**Stated problem**
Separate out the lines that hold "TomcatWebServer".

* Begin Data for this task *

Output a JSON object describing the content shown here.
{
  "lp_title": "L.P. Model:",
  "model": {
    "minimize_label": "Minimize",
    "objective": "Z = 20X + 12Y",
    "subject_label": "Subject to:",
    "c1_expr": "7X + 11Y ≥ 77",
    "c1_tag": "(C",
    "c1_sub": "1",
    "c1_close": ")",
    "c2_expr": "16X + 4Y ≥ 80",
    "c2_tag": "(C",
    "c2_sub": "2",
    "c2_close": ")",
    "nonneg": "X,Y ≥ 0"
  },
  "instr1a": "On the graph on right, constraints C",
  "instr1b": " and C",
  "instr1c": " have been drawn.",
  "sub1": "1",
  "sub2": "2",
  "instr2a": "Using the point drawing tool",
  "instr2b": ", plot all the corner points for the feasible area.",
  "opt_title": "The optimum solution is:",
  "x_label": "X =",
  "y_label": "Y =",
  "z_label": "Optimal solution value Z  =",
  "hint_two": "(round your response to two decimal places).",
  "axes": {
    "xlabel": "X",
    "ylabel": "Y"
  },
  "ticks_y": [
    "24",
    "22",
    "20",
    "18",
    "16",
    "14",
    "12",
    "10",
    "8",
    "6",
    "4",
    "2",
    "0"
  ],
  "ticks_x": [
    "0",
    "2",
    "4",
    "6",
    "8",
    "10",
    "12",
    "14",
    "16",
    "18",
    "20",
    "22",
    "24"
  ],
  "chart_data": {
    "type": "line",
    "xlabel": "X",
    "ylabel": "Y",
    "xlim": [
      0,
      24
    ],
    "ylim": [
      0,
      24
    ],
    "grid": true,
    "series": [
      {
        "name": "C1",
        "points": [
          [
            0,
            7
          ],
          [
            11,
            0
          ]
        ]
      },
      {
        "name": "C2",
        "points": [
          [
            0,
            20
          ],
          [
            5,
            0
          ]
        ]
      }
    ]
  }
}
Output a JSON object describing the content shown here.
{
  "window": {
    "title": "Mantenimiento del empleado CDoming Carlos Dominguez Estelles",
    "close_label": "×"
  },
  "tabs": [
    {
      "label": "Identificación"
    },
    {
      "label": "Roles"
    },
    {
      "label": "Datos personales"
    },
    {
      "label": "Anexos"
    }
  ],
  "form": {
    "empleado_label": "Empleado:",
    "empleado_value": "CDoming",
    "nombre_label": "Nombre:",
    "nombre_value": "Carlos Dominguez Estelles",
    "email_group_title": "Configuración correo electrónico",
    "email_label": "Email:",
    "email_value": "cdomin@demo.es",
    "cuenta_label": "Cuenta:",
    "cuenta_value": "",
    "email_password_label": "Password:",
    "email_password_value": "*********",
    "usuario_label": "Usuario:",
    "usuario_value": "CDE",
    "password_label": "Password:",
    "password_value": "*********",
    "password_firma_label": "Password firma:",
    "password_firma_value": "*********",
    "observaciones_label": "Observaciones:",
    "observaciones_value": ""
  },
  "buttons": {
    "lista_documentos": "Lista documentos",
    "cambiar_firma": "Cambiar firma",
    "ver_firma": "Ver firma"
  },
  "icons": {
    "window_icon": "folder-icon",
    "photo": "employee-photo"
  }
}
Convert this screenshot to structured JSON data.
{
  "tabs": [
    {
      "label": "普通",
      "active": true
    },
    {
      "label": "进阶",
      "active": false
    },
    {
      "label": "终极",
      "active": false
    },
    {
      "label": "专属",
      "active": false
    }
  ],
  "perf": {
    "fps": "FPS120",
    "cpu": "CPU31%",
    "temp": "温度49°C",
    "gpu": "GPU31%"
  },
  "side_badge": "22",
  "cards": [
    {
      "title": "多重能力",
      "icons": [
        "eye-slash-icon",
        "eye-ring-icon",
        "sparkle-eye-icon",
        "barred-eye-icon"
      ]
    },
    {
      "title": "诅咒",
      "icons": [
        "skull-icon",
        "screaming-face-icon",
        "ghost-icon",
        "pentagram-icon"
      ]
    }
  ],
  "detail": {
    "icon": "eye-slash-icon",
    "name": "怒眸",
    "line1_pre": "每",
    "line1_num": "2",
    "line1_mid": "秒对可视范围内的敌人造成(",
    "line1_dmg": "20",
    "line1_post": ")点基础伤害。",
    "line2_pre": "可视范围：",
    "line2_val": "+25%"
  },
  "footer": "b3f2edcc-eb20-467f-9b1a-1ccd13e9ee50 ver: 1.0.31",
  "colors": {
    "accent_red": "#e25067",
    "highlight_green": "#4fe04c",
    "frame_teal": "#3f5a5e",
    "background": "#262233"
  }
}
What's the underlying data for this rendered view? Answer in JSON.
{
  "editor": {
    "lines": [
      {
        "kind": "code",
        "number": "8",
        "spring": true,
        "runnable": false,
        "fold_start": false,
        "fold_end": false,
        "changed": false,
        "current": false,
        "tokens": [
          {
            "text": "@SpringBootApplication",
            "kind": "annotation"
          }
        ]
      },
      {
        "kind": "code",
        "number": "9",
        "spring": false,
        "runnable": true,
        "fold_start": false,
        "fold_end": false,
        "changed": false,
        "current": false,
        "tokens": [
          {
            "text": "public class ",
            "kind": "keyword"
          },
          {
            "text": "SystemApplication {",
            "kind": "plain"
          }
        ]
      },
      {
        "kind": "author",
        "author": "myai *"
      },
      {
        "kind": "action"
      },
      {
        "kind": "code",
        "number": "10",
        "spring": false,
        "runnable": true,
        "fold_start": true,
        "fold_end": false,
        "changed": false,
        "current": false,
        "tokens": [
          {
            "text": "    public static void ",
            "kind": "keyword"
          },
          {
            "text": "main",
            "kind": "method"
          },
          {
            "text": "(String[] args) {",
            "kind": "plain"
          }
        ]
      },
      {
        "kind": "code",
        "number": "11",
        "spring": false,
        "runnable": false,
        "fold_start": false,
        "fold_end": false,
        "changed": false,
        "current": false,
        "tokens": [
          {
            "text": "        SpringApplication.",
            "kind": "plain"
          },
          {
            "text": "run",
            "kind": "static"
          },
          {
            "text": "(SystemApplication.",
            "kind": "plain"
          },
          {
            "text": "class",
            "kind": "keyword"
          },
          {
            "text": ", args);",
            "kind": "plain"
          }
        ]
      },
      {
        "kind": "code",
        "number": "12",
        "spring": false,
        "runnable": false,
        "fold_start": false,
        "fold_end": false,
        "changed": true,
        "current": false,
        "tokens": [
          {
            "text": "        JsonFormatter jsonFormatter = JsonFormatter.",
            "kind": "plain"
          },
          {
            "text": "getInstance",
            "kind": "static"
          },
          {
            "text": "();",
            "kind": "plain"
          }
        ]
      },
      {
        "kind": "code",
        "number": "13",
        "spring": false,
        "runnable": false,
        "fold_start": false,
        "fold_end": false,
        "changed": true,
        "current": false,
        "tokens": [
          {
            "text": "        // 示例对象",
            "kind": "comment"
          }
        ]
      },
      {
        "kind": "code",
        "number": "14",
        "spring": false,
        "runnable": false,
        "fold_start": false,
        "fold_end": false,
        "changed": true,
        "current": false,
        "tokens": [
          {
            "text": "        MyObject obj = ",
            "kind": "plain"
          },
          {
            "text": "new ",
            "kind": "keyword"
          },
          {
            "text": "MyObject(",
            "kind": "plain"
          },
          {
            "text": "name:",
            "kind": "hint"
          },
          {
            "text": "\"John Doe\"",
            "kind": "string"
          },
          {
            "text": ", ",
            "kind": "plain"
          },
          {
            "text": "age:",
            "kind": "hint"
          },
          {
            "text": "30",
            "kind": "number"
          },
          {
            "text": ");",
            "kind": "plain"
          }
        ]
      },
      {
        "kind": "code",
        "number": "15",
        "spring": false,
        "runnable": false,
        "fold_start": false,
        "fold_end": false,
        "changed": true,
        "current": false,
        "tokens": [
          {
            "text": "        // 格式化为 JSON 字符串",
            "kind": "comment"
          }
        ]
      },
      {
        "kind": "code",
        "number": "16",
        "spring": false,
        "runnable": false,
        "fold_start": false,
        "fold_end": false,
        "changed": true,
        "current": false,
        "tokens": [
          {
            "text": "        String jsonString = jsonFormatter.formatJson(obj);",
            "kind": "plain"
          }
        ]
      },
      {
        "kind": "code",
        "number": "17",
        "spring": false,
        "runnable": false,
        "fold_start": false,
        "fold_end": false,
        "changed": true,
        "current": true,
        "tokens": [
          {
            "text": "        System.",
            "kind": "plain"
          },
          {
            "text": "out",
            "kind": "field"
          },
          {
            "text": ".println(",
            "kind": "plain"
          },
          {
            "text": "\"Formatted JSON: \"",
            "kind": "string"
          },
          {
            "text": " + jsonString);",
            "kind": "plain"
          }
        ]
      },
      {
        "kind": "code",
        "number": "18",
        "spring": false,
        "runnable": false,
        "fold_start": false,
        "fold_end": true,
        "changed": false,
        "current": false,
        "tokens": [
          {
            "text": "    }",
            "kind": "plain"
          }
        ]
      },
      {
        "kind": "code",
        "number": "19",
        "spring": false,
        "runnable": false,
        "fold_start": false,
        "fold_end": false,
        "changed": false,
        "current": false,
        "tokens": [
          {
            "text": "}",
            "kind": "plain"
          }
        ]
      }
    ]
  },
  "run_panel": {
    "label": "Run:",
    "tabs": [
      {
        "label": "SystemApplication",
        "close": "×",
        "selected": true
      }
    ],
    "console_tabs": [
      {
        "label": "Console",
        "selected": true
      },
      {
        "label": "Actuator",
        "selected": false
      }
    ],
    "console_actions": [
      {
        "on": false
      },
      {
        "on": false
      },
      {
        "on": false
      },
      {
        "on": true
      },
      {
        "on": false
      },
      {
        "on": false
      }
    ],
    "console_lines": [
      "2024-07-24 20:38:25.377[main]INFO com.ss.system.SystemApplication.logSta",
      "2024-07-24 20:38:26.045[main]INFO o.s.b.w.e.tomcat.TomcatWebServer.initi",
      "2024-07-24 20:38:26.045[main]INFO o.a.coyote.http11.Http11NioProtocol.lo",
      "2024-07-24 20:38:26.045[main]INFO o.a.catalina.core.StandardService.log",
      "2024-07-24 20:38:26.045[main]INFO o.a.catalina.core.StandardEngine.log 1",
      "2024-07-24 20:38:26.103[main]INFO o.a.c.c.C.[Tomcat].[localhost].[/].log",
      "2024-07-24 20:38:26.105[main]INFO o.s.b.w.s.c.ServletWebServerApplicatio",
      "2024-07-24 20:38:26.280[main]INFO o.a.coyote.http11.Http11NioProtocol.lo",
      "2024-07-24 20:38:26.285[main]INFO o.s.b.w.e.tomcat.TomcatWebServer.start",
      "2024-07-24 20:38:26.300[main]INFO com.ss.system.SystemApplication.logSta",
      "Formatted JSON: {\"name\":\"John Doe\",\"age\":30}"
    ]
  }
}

* End Data for this task *

**Finished task**
      "2024-07-24 20:38:26.045[main]INFO o.s.b.w.e.tomcat.TomcatWebServer.initi",
      "2024-07-24 20:38:26.285[main]INFO o.s.b.w.e.tomcat.TomcatWebServer.start",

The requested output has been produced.